[Problem]:
Word for word, transcribe the lines below and drop the pictures.

(Dataset items)
────────────────
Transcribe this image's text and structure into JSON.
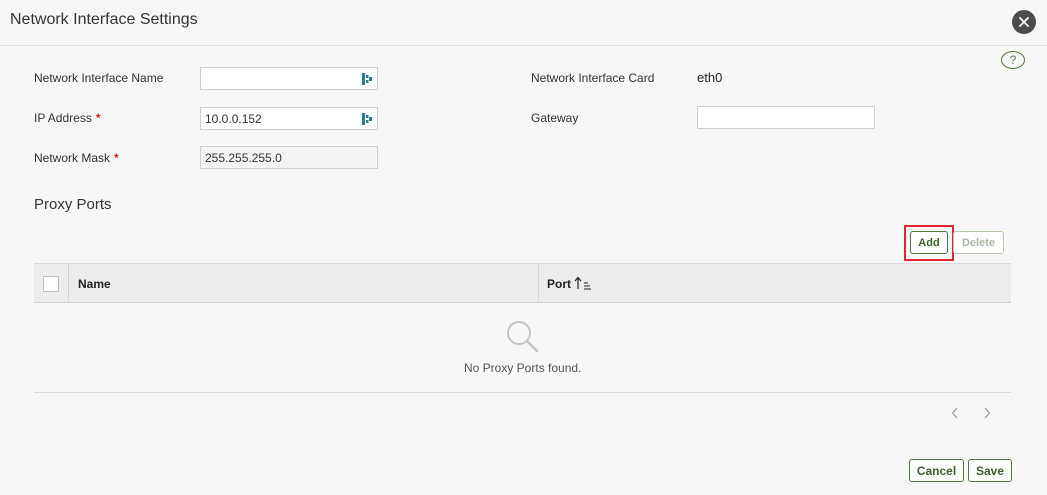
{
  "dialog": {
    "title": "Network Interface Settings",
    "close_icon": "close-icon",
    "help_label": "?"
  },
  "form": {
    "interface_name": {
      "label": "Network Interface Name",
      "value": ""
    },
    "ip_address": {
      "label": "IP Address",
      "required_mark": "*",
      "value": "10.0.0.152"
    },
    "network_mask": {
      "label": "Network Mask",
      "required_mark": "*",
      "value": "255.255.255.0"
    },
    "interface_card": {
      "label": "Network Interface Card",
      "value": "eth0"
    },
    "gateway": {
      "label": "Gateway",
      "value": ""
    }
  },
  "proxy_ports": {
    "section_title": "Proxy Ports",
    "add_label": "Add",
    "delete_label": "Delete",
    "columns": [
      "Name",
      "Port"
    ],
    "rows": [],
    "empty_message": "No Proxy Ports found."
  },
  "footer": {
    "cancel_label": "Cancel",
    "save_label": "Save"
  },
  "colors": {
    "accent_green": "#4f7a3b",
    "required_red": "#d0201b",
    "highlight_red": "#e0262a"
  }
}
────────────────
[Expected output]:
Transcribe this image's text and structure into JSON.
{
  "dialog": {
    "title": "Network Interface Settings",
    "close_icon": "close-icon",
    "help_label": "?"
  },
  "form": {
    "interface_name": {
      "label": "Network Interface Name",
      "value": ""
    },
    "ip_address": {
      "label": "IP Address",
      "required_mark": "*",
      "value": "10.0.0.152"
    },
    "network_mask": {
      "label": "Network Mask",
      "required_mark": "*",
      "value": "255.255.255.0"
    },
    "interface_card": {
      "label": "Network Interface Card",
      "value": "eth0"
    },
    "gateway": {
      "label": "Gateway",
      "value": ""
    }
  },
  "proxy_ports": {
    "section_title": "Proxy Ports",
    "add_label": "Add",
    "delete_label": "Delete",
    "columns": [
      "Name",
      "Port"
    ],
    "rows": [],
    "empty_message": "No Proxy Ports found."
  },
  "footer": {
    "cancel_label": "Cancel",
    "save_label": "Save"
  },
  "colors": {
    "accent_green": "#4f7a3b",
    "required_red": "#d0201b",
    "highlight_red": "#e0262a"
  }
}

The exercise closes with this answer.